_Task_.
Your task is to copy the material exactly.

[Saved entries]
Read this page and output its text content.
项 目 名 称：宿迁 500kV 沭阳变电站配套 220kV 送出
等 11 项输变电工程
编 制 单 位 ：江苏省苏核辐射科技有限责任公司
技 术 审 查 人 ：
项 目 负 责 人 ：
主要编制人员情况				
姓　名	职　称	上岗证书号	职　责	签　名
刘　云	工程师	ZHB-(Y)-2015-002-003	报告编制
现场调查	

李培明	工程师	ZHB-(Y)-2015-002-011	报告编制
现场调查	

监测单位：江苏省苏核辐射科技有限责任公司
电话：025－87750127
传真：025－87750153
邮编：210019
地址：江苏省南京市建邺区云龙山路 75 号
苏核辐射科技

_Complete answer_.
Read this page and output its text content.
项 目 名 称：宿迁 500kV 沭阳变电站配套 220kV 送出
等 11 项输变电工程
编 制 单 位 ：江苏省苏核辐射科技有限责任公司
技 术 审 查 人 ：
项 目 负 责 人 ：
主要编制人员情况				
姓　名	职　称	上岗证书号	职　责	签　名
刘　云	工程师	ZHB-(Y)-2015-002-003	报告编制
现场调查	

李培明	工程师	ZHB-(Y)-2015-002-011	报告编制
现场调查	

监测单位：江苏省苏核辐射科技有限责任公司
电话：025－87750127
传真：025－87750153
邮编：210019
地址：江苏省南京市建邺区云龙山路 75 号
苏核辐射科技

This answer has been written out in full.